Locate the lines that hold the string "text". Copy every such line.
------------------------------
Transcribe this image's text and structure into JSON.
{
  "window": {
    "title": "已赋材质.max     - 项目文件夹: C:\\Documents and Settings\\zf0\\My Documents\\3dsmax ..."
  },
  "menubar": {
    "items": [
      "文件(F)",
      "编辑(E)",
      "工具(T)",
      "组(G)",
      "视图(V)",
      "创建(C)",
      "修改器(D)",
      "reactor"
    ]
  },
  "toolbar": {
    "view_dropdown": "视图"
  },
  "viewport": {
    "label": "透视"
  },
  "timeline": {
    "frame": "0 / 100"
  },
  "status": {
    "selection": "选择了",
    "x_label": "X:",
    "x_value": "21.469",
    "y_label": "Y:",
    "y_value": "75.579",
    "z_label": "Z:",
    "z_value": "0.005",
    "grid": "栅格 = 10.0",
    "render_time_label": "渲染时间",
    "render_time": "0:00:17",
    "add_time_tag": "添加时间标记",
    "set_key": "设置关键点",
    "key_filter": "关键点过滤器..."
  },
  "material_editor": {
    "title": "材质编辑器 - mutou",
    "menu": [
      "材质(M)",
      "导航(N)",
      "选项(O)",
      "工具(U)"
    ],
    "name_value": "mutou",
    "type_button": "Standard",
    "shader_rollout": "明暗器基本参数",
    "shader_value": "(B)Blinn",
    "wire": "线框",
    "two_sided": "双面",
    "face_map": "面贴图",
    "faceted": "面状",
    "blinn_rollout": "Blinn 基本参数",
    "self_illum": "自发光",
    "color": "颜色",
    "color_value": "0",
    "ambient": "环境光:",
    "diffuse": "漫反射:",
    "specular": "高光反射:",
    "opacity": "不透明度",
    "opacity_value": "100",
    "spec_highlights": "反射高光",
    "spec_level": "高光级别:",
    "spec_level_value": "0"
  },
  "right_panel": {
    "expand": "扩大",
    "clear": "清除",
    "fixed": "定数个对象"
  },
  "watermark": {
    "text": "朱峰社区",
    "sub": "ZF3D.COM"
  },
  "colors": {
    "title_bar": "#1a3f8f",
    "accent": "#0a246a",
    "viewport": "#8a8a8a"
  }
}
------------------------------
### Exercise solution:
Transcribe this image's text and structure into JSON.
    "text": "朱峰社区",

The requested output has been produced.